→ **TASK TO COMPLETE**
State how many lines in the listing below include the word "What". Give nothing but the number.
· · · ·
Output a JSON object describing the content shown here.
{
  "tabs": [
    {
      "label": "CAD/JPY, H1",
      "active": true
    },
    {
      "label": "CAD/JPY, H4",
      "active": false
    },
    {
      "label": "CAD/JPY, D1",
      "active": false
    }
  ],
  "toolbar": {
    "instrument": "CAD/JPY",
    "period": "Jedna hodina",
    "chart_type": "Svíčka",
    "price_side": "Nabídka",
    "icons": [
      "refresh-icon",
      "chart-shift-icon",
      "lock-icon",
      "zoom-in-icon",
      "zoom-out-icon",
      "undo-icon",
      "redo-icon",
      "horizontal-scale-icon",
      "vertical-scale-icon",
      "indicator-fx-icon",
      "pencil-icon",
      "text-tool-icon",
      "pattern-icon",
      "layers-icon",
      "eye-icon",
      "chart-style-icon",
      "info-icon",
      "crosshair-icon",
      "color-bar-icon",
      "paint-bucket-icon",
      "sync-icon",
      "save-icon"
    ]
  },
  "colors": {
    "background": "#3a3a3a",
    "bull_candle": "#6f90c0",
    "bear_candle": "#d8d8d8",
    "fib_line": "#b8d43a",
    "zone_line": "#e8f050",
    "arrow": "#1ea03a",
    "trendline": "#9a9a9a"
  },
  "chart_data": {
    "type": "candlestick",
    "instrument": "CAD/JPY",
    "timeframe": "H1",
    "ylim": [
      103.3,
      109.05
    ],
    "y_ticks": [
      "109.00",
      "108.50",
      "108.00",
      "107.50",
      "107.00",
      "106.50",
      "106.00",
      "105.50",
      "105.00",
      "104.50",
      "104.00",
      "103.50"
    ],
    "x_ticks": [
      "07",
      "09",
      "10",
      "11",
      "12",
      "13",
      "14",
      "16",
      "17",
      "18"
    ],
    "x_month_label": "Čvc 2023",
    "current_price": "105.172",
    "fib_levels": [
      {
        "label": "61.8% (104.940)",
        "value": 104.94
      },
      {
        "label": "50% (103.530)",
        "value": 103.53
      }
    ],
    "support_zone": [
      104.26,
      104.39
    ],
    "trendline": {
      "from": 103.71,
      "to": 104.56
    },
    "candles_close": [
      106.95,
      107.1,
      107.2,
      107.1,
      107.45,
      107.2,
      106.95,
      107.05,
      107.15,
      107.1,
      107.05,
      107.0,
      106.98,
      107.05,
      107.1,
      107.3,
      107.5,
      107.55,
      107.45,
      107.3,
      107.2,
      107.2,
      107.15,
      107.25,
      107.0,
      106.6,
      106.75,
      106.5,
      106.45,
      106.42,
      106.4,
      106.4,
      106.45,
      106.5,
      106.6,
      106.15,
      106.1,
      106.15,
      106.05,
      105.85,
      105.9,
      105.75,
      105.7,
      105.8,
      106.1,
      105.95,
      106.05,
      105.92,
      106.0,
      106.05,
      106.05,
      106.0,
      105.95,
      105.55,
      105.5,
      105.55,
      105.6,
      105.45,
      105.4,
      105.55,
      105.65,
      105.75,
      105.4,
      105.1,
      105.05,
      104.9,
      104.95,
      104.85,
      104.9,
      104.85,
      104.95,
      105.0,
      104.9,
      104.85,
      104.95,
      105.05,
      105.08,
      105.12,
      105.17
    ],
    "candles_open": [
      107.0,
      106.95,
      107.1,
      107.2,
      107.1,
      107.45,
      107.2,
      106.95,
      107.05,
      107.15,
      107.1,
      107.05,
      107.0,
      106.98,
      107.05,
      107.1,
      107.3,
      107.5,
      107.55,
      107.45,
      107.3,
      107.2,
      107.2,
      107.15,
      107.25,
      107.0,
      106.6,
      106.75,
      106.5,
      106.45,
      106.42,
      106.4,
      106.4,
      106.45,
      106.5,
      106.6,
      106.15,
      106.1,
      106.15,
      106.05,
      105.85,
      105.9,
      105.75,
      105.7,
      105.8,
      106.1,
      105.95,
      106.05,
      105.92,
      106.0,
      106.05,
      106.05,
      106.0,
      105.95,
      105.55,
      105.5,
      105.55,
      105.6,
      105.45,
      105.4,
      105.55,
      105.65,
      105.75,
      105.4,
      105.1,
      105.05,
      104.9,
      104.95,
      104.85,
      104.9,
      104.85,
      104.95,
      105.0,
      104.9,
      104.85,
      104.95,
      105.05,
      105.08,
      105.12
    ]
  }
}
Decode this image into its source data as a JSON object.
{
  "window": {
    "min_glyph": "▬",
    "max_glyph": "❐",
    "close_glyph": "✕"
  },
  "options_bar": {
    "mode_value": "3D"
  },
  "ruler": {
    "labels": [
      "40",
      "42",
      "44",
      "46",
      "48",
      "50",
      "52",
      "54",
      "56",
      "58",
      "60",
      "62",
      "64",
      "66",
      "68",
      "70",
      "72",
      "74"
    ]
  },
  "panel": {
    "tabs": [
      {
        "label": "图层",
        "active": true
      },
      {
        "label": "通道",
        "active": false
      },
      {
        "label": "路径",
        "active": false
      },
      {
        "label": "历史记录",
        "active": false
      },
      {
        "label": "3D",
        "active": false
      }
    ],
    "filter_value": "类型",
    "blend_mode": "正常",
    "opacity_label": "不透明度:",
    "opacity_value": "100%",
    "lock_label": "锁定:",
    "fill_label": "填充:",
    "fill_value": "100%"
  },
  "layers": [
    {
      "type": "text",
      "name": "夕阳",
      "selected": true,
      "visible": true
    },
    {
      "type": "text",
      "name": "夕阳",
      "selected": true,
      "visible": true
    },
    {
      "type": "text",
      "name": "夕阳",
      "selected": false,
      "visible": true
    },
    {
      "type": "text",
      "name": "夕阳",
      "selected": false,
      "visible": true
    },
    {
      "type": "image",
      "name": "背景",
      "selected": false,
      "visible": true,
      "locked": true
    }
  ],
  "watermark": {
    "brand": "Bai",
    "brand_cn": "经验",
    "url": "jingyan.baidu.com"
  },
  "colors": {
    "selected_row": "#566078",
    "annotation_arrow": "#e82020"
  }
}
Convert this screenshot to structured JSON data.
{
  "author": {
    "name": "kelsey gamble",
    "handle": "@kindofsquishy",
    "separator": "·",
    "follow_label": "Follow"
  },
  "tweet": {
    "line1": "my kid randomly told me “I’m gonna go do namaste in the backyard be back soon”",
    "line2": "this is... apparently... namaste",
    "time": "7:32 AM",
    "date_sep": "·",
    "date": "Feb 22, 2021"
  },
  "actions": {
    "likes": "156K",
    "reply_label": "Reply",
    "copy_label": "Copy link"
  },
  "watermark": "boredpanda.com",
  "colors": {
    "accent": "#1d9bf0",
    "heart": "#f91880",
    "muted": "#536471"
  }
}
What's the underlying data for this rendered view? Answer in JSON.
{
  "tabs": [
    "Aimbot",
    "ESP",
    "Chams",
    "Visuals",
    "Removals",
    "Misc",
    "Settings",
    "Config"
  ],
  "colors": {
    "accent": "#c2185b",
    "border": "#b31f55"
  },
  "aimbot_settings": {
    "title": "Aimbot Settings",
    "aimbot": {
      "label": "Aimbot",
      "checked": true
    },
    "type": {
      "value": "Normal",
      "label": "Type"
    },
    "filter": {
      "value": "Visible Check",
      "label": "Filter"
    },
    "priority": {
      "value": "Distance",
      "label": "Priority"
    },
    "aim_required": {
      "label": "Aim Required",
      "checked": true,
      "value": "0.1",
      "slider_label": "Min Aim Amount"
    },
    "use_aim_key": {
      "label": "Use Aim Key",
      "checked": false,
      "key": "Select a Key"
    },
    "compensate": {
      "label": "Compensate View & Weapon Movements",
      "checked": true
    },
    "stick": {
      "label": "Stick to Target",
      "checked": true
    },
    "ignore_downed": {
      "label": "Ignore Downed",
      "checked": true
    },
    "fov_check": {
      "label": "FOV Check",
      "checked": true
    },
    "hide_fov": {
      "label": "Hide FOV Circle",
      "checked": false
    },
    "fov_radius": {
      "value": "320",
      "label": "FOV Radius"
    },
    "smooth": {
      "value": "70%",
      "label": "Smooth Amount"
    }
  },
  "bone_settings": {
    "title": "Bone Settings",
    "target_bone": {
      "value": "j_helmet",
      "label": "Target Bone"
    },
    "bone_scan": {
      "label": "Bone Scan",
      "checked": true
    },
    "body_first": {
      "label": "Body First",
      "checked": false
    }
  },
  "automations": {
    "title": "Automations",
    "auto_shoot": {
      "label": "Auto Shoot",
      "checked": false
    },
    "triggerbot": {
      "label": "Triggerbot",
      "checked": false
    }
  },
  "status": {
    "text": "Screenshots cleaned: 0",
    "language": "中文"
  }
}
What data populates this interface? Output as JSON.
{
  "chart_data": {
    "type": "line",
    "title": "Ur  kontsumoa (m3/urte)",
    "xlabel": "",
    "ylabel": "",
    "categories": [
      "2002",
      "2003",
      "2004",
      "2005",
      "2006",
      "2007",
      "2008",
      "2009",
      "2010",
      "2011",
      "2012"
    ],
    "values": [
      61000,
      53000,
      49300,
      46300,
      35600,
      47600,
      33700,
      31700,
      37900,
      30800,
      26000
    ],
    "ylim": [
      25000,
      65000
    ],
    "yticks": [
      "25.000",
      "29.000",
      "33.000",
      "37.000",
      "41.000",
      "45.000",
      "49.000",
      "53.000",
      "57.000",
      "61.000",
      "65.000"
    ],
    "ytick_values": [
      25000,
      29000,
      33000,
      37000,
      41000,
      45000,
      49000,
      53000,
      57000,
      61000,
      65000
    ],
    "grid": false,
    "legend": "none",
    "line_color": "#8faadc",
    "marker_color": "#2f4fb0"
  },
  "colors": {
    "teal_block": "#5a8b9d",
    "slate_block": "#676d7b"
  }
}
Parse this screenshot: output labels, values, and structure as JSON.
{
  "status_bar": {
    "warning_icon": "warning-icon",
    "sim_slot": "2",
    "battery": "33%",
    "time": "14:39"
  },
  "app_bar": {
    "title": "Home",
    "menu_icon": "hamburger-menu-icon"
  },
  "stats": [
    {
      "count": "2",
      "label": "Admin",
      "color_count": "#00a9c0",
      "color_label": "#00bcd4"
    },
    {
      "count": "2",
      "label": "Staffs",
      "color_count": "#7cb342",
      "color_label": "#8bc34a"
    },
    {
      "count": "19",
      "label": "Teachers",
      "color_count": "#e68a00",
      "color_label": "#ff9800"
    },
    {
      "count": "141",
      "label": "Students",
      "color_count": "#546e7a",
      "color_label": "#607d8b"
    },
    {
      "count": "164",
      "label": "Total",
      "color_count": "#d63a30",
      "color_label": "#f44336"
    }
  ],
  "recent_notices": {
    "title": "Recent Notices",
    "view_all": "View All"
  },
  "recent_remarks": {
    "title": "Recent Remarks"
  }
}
· · · ·
→ **RESPONSE**
2